** begin Input material **

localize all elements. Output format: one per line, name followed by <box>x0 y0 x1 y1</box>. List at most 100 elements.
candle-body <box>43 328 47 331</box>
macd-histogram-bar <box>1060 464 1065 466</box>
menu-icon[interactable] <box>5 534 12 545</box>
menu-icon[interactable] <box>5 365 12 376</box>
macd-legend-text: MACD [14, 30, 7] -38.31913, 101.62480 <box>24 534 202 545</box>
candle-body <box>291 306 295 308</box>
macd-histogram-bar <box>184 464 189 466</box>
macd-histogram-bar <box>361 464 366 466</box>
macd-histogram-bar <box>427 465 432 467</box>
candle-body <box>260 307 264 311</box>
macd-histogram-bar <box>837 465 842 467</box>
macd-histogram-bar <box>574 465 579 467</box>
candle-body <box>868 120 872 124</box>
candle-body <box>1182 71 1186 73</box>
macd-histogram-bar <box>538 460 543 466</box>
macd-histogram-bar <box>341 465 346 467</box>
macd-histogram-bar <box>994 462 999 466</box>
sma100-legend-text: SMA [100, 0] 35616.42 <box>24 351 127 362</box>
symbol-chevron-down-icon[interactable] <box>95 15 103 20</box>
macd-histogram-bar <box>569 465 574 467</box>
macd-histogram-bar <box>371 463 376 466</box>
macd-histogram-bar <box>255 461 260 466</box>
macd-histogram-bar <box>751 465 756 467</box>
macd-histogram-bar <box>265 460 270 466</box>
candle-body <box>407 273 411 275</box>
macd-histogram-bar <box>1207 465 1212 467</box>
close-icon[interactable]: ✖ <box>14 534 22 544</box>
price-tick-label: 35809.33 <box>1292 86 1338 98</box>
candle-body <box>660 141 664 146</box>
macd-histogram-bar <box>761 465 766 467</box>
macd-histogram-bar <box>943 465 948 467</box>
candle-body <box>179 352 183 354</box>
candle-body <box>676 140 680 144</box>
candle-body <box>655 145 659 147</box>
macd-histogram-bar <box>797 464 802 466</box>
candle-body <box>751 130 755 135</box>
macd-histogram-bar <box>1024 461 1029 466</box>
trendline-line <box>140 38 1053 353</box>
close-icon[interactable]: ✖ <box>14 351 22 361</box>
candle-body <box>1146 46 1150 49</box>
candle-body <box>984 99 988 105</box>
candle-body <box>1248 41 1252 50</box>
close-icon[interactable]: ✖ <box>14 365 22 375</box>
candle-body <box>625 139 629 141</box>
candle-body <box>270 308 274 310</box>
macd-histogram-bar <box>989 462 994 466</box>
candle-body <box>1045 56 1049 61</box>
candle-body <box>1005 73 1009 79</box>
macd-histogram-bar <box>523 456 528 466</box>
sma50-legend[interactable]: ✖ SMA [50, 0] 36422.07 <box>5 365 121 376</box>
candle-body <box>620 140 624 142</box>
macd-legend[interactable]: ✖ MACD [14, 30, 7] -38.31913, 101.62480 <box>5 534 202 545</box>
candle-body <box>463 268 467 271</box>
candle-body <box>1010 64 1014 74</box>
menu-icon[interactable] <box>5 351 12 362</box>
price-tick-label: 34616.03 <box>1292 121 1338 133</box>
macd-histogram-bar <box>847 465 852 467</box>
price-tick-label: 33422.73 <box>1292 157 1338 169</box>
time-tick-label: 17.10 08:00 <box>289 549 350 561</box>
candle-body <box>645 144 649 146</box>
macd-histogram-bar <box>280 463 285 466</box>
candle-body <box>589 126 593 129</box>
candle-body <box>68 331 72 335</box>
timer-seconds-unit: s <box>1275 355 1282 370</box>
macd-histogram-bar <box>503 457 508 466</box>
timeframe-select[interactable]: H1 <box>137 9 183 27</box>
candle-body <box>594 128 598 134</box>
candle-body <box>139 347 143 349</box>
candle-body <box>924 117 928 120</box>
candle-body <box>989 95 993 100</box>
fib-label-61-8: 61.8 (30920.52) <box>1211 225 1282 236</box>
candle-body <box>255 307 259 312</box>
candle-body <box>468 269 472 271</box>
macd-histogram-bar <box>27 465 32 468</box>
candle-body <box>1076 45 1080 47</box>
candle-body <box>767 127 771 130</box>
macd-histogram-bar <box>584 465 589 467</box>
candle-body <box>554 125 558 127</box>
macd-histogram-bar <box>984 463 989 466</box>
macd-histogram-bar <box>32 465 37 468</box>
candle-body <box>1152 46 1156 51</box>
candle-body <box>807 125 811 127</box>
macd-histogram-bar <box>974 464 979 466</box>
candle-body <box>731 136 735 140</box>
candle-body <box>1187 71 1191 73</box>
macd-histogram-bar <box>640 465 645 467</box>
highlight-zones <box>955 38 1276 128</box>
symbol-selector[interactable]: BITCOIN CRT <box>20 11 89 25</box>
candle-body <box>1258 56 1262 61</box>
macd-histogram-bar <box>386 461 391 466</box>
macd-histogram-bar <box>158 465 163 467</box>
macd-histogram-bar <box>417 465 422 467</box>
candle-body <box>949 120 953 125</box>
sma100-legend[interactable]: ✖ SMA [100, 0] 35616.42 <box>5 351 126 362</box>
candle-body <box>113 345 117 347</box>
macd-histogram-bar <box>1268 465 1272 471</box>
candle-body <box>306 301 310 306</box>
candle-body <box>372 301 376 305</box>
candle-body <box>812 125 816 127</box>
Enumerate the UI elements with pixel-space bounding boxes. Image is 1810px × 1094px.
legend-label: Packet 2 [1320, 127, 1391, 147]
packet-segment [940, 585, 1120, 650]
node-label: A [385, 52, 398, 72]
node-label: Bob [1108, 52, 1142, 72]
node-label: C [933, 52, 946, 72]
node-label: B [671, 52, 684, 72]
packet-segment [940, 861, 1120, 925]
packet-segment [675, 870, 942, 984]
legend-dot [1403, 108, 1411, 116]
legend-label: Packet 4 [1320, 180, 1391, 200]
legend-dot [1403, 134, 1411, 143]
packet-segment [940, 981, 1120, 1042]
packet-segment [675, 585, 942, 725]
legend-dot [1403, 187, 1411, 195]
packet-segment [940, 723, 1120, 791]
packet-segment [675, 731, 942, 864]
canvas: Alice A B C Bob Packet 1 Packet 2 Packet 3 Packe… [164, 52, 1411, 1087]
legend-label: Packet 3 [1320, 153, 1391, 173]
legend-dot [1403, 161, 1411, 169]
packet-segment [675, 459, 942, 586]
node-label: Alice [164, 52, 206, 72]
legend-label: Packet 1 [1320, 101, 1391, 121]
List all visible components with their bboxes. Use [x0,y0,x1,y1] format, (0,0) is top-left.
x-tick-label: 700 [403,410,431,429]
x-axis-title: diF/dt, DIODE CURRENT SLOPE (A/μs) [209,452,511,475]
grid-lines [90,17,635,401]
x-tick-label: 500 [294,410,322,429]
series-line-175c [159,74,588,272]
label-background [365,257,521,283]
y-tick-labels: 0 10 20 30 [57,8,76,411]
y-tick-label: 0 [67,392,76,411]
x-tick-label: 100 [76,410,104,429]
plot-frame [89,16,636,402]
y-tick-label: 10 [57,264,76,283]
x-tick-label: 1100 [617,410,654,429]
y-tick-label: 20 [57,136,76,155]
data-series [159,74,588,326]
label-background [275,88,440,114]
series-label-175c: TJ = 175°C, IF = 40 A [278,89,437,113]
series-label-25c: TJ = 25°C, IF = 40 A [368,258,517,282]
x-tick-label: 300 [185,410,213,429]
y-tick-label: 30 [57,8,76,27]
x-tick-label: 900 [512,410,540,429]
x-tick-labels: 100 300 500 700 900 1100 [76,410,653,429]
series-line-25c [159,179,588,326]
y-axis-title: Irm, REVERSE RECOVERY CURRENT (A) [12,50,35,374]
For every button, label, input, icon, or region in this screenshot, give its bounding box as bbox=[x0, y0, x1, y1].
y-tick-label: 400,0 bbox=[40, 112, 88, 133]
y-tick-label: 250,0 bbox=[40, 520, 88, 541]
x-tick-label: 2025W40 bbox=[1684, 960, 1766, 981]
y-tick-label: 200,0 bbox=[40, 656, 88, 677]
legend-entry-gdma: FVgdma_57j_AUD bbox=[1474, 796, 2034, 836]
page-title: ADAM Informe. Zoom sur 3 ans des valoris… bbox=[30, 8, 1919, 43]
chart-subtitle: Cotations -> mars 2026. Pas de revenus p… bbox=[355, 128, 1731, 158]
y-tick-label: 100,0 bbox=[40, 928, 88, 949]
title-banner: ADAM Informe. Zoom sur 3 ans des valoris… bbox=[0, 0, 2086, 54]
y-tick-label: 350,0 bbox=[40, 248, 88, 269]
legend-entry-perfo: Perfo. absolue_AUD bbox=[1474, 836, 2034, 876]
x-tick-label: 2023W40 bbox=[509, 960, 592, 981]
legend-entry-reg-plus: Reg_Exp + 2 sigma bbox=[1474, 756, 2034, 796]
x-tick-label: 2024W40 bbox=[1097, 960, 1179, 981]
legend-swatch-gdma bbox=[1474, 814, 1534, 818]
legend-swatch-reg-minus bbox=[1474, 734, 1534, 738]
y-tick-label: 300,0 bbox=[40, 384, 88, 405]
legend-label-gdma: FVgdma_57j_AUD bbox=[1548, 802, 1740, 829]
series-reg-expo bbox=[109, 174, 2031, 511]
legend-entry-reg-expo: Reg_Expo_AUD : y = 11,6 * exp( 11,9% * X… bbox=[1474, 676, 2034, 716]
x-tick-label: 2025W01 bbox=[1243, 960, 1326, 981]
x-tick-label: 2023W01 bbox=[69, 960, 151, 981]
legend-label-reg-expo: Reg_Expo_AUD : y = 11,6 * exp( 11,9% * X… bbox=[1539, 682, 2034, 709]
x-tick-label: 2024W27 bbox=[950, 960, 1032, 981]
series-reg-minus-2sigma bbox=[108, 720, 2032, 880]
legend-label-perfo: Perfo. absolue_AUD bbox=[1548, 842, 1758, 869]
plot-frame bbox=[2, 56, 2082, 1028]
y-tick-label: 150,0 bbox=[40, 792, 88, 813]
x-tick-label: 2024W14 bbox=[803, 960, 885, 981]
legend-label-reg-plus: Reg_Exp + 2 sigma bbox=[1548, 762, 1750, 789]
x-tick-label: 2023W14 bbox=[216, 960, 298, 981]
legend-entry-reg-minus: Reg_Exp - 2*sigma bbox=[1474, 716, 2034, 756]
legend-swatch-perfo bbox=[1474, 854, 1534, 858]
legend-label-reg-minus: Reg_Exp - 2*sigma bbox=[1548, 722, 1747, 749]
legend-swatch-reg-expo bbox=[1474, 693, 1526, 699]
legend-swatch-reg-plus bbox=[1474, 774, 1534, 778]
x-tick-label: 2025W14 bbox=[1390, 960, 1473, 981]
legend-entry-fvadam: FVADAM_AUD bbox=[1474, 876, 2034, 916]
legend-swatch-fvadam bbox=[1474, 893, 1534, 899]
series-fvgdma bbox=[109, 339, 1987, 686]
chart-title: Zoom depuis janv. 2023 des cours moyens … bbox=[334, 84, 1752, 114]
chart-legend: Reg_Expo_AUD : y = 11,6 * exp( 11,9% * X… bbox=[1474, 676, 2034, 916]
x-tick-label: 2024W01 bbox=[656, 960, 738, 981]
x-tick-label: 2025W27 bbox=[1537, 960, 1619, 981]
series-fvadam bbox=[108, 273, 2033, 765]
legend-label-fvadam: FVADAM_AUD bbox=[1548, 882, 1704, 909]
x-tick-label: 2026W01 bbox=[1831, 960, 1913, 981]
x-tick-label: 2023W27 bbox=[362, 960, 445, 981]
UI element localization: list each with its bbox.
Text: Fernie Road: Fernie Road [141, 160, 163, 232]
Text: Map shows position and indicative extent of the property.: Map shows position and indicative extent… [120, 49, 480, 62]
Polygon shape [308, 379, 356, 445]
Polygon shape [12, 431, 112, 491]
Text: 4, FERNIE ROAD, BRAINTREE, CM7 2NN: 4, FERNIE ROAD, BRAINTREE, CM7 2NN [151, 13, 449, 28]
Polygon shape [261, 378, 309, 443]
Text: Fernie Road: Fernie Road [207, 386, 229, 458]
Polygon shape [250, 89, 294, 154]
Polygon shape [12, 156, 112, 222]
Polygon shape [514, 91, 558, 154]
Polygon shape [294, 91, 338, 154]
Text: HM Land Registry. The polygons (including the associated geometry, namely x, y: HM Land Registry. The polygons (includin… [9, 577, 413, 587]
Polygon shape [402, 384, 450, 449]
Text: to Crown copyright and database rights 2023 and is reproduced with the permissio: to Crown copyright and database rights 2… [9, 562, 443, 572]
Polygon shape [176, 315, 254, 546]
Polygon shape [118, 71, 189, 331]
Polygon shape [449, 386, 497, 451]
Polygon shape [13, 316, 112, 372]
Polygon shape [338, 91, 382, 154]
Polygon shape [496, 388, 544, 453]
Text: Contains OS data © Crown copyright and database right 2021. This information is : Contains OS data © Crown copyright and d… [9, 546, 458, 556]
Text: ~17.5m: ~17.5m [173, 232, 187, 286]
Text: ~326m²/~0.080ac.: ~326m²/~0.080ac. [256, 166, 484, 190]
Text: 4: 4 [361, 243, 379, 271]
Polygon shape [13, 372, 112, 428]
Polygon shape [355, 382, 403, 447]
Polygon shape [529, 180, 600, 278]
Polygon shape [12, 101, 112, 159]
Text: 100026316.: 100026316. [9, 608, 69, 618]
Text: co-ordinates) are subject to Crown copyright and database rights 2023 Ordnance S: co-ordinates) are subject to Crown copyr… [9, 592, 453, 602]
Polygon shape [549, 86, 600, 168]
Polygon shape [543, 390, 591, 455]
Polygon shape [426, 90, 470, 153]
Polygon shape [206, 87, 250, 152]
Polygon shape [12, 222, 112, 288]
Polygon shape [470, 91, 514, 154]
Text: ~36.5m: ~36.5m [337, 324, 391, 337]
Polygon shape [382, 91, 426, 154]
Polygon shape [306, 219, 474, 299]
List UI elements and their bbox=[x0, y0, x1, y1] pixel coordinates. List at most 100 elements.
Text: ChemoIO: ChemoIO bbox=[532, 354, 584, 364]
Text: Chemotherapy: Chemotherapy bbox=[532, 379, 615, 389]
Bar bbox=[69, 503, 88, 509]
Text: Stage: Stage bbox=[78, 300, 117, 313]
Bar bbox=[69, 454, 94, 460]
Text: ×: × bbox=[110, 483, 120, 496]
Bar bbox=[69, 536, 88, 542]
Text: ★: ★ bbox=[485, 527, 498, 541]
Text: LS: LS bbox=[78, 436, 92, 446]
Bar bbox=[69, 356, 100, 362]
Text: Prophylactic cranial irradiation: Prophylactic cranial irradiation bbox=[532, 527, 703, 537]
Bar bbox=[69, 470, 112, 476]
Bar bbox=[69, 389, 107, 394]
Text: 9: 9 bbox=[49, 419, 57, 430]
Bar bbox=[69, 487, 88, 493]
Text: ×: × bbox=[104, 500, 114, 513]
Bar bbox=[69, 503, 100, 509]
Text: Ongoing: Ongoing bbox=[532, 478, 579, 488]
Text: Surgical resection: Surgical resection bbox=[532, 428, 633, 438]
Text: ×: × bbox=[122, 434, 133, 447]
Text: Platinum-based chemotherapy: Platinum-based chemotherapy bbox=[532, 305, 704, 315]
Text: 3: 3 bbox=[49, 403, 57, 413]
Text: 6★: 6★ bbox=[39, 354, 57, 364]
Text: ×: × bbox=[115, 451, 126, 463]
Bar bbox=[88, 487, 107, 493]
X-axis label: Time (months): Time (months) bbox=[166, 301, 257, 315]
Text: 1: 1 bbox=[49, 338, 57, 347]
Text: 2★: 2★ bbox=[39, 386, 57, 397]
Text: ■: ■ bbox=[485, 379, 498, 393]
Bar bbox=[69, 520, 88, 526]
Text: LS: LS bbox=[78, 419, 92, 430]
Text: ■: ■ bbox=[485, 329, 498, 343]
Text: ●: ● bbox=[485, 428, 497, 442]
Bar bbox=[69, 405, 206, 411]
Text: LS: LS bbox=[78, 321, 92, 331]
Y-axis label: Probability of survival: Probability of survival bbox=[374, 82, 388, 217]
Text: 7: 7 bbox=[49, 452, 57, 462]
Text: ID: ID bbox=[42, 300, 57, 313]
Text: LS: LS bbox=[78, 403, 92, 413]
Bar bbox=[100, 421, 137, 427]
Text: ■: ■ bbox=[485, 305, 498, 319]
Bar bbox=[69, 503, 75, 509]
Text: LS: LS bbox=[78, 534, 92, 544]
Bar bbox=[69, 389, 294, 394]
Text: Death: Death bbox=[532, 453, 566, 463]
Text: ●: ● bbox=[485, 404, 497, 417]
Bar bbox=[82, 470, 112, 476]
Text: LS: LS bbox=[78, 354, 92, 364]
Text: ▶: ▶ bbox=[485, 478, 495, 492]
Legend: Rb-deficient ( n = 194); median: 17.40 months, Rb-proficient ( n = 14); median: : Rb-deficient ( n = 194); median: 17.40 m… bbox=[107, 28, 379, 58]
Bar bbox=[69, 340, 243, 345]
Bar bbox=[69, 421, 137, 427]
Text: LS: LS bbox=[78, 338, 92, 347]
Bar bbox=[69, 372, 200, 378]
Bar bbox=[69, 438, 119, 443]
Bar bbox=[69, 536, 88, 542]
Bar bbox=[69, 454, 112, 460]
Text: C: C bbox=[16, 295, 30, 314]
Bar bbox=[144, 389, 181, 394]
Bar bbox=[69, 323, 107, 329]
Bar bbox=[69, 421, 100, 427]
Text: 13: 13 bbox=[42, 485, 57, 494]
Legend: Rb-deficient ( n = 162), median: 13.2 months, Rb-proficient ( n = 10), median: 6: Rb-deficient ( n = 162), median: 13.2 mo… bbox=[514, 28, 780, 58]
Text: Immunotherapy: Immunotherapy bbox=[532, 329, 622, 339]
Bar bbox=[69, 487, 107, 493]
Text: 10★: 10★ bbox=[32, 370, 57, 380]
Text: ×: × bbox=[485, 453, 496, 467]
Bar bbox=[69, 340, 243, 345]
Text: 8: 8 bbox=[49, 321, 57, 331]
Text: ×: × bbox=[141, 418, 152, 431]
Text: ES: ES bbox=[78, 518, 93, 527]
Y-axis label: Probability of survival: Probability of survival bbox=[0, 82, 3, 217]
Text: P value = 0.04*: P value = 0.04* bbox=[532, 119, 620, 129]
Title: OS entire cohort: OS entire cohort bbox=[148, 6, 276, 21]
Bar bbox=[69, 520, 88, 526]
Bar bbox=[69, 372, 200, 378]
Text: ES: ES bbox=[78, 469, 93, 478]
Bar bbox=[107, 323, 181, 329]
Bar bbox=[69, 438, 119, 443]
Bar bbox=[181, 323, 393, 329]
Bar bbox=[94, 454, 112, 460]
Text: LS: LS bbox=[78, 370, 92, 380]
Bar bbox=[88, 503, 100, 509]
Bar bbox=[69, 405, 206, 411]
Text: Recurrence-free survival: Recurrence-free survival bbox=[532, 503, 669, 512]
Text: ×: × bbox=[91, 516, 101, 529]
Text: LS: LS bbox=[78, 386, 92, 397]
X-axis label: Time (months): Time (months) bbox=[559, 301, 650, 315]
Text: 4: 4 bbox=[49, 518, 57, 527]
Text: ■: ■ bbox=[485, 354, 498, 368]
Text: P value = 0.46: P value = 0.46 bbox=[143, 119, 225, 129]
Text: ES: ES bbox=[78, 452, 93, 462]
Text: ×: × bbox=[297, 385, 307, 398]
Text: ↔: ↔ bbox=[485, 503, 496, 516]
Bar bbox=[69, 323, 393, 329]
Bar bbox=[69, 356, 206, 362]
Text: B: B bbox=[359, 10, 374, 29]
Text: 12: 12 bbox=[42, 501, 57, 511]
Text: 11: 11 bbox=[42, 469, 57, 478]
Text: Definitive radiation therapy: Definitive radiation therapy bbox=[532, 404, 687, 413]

** end Input material **

- [Written request]
Please convert the records from the beginning up to and including the line with "macd-histogram-bar <box>361 464 366 466</box>" into a numbered list, leaving out any blank lines.

- [Final result]
1. localize all elements. Output format: one per line, name followed by <box>x0 y0 x1 y1</box>. List at most 100 elements.
2. candle-body <box>43 328 47 331</box>
3. macd-histogram-bar <box>1060 464 1065 466</box>
4. menu-icon[interactable] <box>5 534 12 545</box>
5. menu-icon[interactable] <box>5 365 12 376</box>
6. macd-legend-text: MACD [14, 30, 7] -38.31913, 101.62480 <box>24 534 202 545</box>
7. candle-body <box>291 306 295 308</box>
8. macd-histogram-bar <box>184 464 189 466</box>
9. macd-histogram-bar <box>361 464 366 466</box>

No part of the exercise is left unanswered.